**Ce qui est demandé**.
Répondez aux questions suivantes à partir de l'article sur les Journées Cinématographiques de Carthage.
1. Qu'avait-il été décidé en novembre 2022 au sujet de ce festival ?
2. À quelle date le ministère des Affaires culturelles a-t-il publié le communiqué annonçant le retour du festival pour 2023 ?
3. Selon l'article, en quel mois les appels des films devront-ils être lancés ?

**Texte fourni**.
◆ ◆ ◆ ◆ ◆
Nous nous sommes frottés les yeux en voyant, lundi dernier, le post sur la page Facebook du ministère des Affaires culturelles pour vérifier que ce n’était pas une hallucination due au bad trip qui ne voulait pas finir dans le secteur du cinéma.
Mais non, c’est vrai, c’est bien l’annonce officielle du retour des Journées Cinématographiques de Carthage pour 2023. Alors qu’il avait été décidé en novembre 2022 d’en faire une biennale sans tapis rouge.
Formules cache-misère
Au bout d’une décennie, nous nous sommes habitués au lexique et formules illusoires des communiqués du ministère des Affaires culturelles. Étant donné qu’il s’agit de culture, les symboles et les hyperboles sont généralement tolérés. La politique culturelle en Tunisie a sa propre novlangue, un mélange du vocabulaire de Winnie l’ourson et de la Corée du nord et des slogans d’auto-célébration. Dans son communiqué du 10 avril annonçant le retour des JCC pour 2023, on a eu droit à « le festival prendra un nouveau départ en adoptant une conception bien étudiée et inspirée du succès des meilleures éditions précédentes » ou encore « une édition exceptionnelle coïncidant avec la célébration du centenaire de la naissance du cinéma tunisien ».
Que veut dire concrètement « un nouveau départ » et « conception bien étudiée » ? Comment serait-ce possible en 7 mois, avec un secteur divisé et sans équipe, de faire une édition « exceptionnelle » ? C’est simple ! Réduire le festival en faisant dans le local, programmer en majorité des films tunisiens en prétextant la symbolique des cent ans du cinéma tunisien et présenter cela comme une coïncidence. Ensuite, prendre en photo des réunions sérieuses où il y a un power point et des visages méditatifs pour illustrer le “bien étudié”. Enfin, constituer une commission qui s’appelle le « Comité pour la réforme du secteur cinématographique », qui travaille sur – roulement de tambour- des réformes pour sauver le secteur. Il faut définitivement le dire comme un constat irrévocable : on connaît cette équation de communication politique par cœur et on n’y croit plus.
Dans les faits, cette édition 2023 sera organisée en sprint, dans une ambiance générale nauséabonde, avec une programmation qui donnera des airs de festival d’artisanat et de poterie à l’avenue Habib Bourguiba, le tout sous couvert de « célébration du centenaire du cinéma tunisien ».
La ministre de la Culture Hayet Guettat Guermazi s’est voulue rassurante en affirmant qu’il y aura « plus d’ouverture sur le cinéma international ». Encore un slogan. En 2022, nous avions déploré une programmation internationale très moyenne par rapport aux autres festivals de la région. À sept mois de l’événement, comment se dérouleront les négociations pour obtenir des films en avant-première ? Sachant que les appels des films devront être lancés en mai.
◆ ◆ ◆ ◆ ◆
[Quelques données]
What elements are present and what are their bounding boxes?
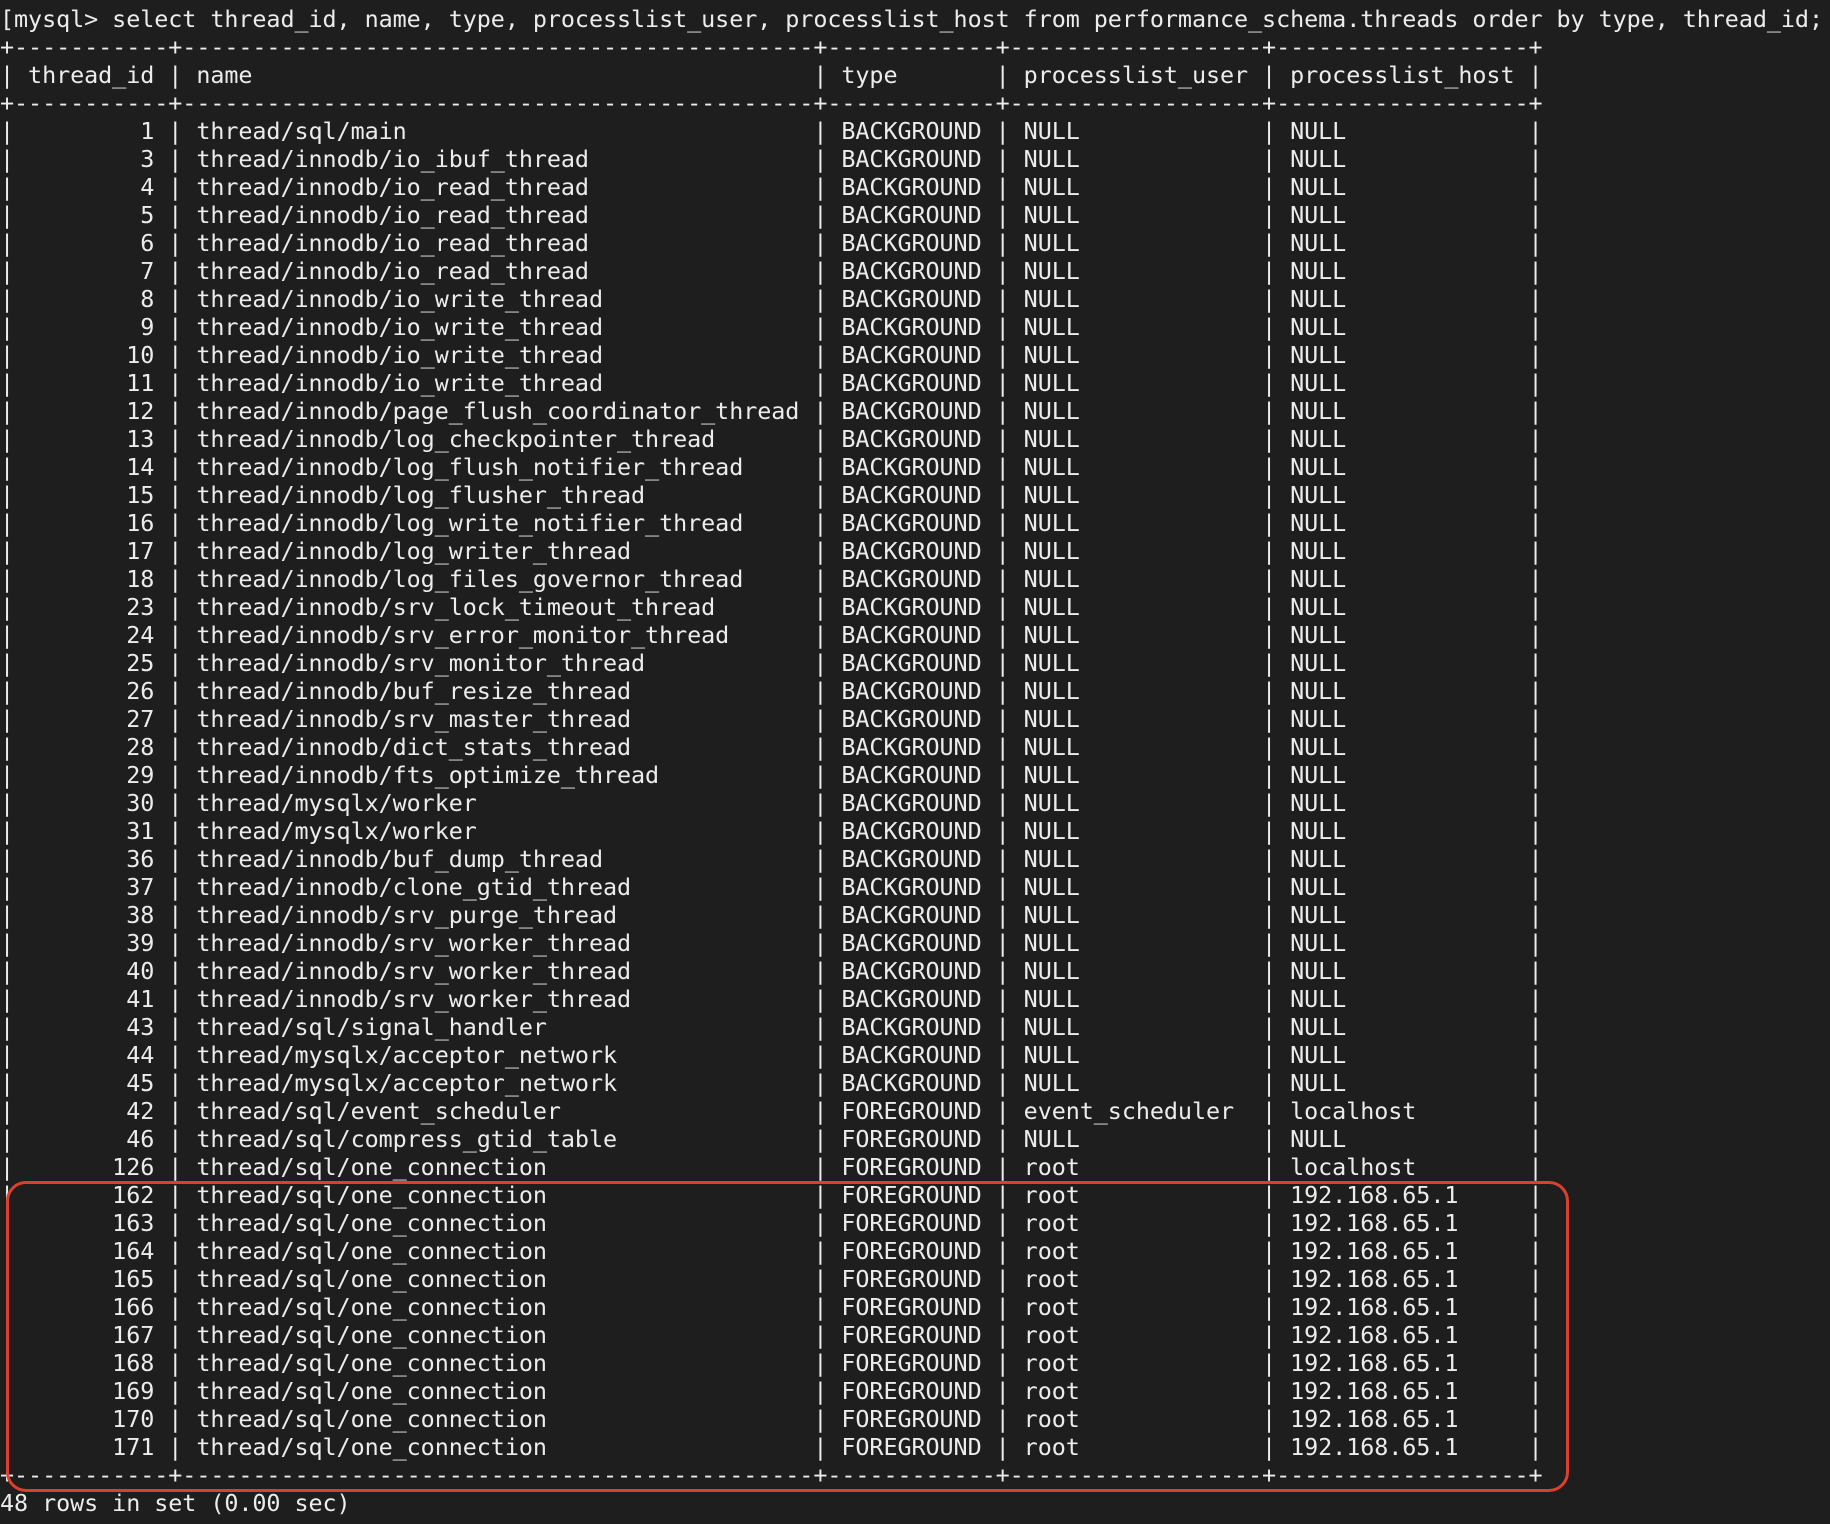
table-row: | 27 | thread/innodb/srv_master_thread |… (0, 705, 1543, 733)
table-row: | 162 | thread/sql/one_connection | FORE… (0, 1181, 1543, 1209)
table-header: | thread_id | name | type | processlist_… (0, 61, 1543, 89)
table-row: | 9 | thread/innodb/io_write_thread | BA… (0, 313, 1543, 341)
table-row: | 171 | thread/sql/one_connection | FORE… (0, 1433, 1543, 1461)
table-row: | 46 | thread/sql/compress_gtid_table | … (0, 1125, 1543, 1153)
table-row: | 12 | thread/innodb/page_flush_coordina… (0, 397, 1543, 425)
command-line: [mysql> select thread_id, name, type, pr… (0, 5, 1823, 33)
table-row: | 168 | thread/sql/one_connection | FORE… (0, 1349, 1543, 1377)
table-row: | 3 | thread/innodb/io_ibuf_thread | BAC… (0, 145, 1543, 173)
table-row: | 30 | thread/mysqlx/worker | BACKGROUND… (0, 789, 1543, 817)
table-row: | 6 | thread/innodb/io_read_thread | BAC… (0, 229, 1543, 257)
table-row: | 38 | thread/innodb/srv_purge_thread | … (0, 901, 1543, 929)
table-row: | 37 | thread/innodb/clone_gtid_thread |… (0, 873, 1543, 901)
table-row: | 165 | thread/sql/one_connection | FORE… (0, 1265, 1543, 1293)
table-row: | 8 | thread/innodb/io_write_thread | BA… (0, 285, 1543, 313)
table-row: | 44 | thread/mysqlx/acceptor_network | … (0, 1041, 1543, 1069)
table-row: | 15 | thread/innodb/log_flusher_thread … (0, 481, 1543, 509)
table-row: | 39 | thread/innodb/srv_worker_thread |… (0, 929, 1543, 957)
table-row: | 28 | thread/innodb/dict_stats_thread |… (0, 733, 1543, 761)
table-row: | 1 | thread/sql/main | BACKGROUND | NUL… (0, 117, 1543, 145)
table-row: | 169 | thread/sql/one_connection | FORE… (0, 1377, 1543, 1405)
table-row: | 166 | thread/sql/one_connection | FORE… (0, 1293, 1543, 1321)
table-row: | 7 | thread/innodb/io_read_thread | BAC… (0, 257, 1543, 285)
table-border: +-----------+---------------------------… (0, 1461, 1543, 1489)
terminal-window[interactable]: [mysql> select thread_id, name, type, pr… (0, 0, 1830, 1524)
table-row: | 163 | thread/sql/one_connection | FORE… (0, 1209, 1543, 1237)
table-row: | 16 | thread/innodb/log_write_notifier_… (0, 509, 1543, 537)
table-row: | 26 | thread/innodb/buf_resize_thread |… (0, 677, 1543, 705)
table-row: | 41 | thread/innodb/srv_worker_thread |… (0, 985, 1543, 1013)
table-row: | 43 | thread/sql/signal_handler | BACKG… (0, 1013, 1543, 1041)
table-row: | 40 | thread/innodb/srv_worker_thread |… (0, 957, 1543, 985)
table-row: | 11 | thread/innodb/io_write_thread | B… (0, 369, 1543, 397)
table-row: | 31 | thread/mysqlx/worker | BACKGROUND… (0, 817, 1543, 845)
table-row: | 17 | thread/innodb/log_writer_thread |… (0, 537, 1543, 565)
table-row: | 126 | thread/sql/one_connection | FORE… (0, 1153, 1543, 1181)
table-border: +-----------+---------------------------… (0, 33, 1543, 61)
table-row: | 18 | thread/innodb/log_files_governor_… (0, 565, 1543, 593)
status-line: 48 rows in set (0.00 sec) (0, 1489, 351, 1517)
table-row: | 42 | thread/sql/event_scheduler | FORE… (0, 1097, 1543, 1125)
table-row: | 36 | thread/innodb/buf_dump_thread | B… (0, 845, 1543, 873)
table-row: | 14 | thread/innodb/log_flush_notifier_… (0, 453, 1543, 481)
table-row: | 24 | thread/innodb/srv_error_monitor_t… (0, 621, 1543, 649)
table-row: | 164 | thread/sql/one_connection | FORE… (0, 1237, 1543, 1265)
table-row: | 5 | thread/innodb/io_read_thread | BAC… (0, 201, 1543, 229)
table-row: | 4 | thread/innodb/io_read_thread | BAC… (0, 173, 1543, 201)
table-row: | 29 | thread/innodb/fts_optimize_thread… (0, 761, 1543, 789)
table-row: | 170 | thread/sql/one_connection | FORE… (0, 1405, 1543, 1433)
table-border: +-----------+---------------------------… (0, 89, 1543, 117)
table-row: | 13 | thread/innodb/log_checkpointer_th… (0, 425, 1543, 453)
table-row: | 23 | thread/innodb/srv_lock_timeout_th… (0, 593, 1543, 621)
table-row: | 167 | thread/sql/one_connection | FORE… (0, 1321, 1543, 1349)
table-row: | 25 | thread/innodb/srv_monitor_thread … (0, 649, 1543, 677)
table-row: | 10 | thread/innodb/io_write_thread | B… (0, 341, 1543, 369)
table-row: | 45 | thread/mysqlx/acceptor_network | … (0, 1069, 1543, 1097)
◆ ◆ ◆ ◆ ◆
**Solution rédigée**.
1. Il avait été décidé d'en faire une biennale sans tapis rouge.
2. Le communiqué date du 10 avril.
3. Les appels des films devront être lancés en mai.